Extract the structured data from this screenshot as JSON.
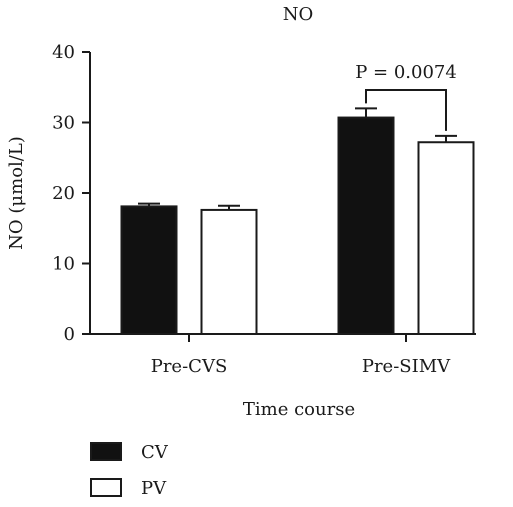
{
  "chart_data": {
    "type": "bar",
    "title": "NO",
    "xlabel": "Time course",
    "ylabel": "NO (μmol/L)",
    "ylim": [
      0,
      40
    ],
    "yticks": [
      0,
      10,
      20,
      30,
      40
    ],
    "grid": false,
    "legend_position": "bottom-left",
    "categories": [
      "Pre-CVS",
      "Pre-SIMV"
    ],
    "series": [
      {
        "name": "CV",
        "color": "#111111",
        "values": [
          18.1,
          30.7
        ],
        "errors": [
          0.4,
          1.3
        ]
      },
      {
        "name": "PV",
        "color": "#ffffff",
        "values": [
          17.6,
          27.2
        ],
        "errors": [
          0.6,
          0.9
        ]
      }
    ],
    "annotations": [
      {
        "text": "P = 0.0074",
        "category": "Pre-SIMV"
      }
    ]
  }
}
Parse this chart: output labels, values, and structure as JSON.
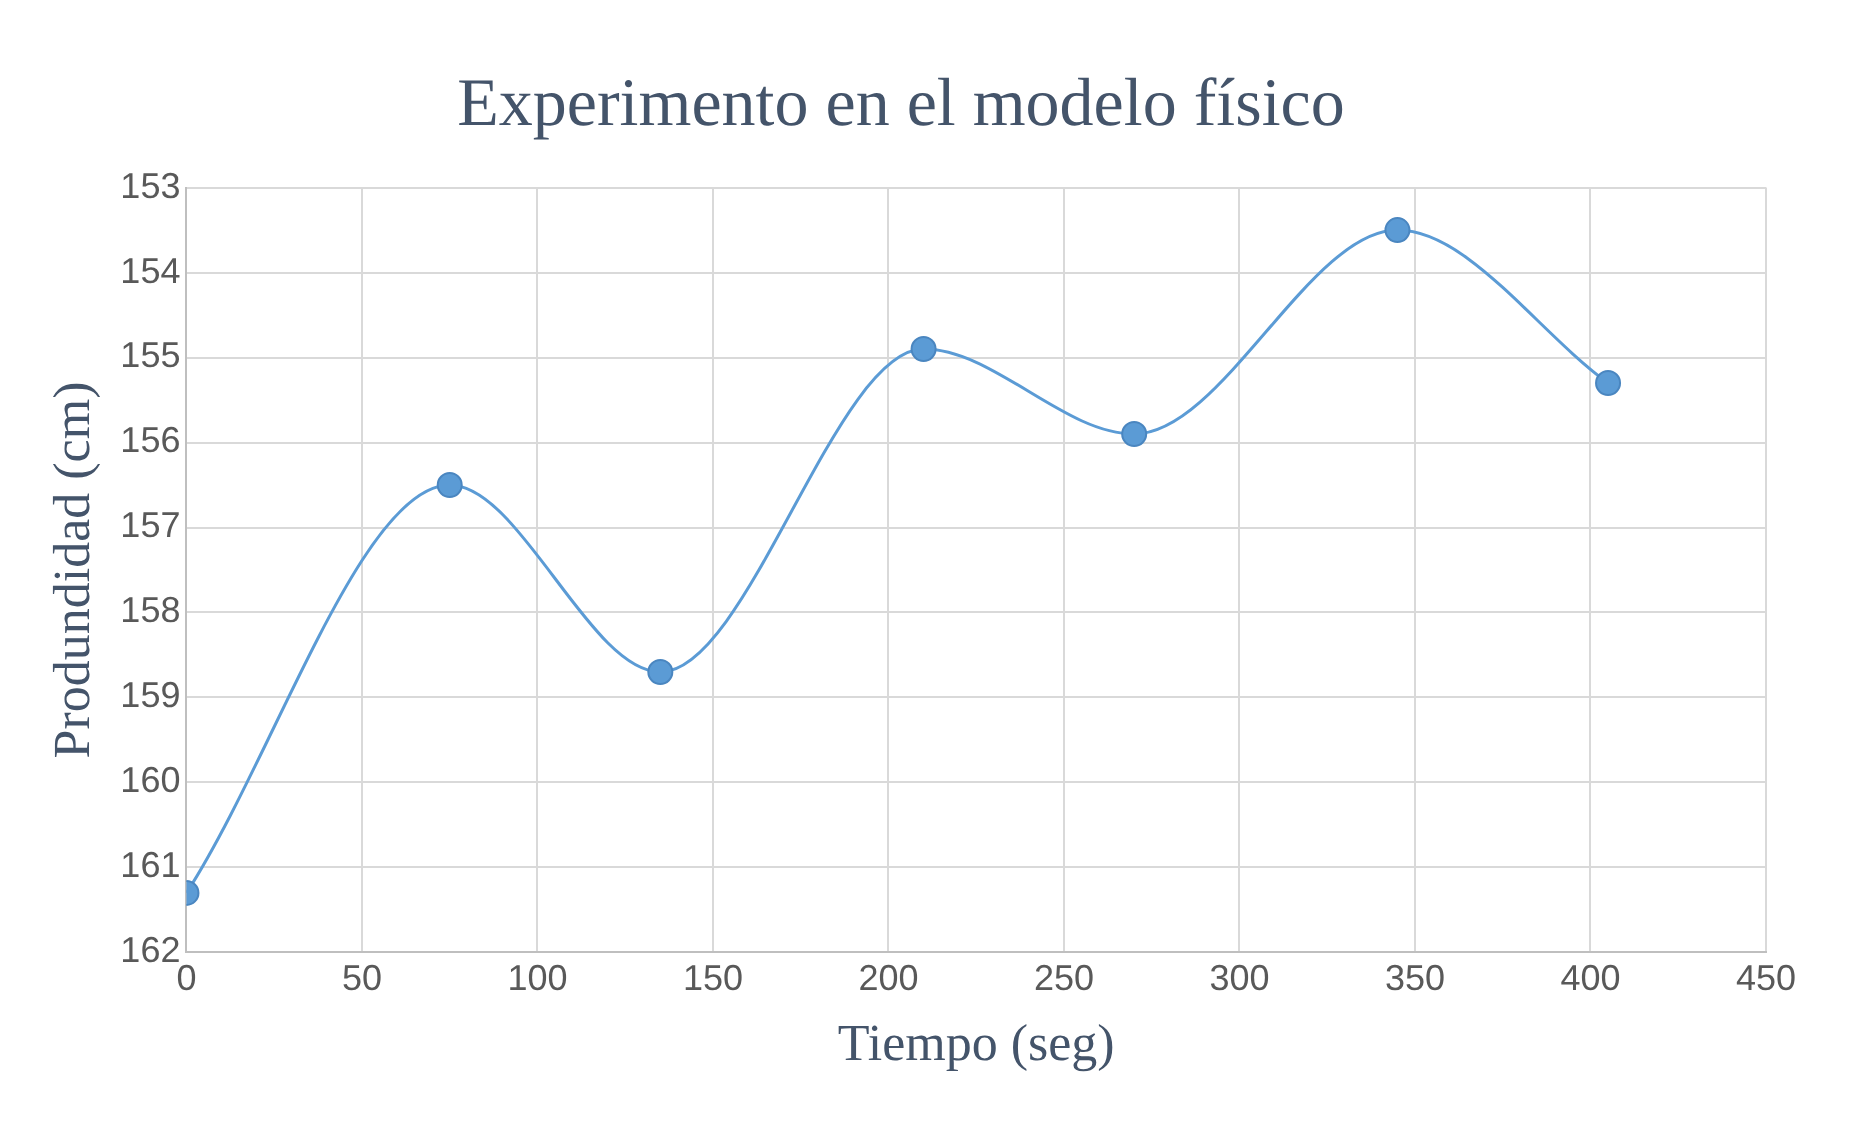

^^^^

INSTRUCTION | Reproduce all the entries that precede this task, word for word, minus any pictures.

WORKED SOLUTION |
Extract the structured data from this screenshot as JSON.
{
  "chart_data": {
    "type": "bar",
    "title": "NO",
    "xlabel": "Time course",
    "ylabel": "NO (μmol/L)",
    "ylim": [
      0,
      40
    ],
    "yticks": [
      0,
      10,
      20,
      30,
      40
    ],
    "grid": false,
    "legend_position": "bottom-left",
    "categories": [
      "Pre-CVS",
      "Pre-SIMV"
    ],
    "series": [
      {
        "name": "CV",
        "color": "#111111",
        "values": [
          18.1,
          30.7
        ],
        "errors": [
          0.4,
          1.3
        ]
      },
      {
        "name": "PV",
        "color": "#ffffff",
        "values": [
          17.6,
          27.2
        ],
        "errors": [
          0.6,
          0.9
        ]
      }
    ],
    "annotations": [
      {
        "text": "P = 0.0074",
        "category": "Pre-SIMV"
      }
    ]
  }
}
Parse this chart: output labels, values, and structure as JSON.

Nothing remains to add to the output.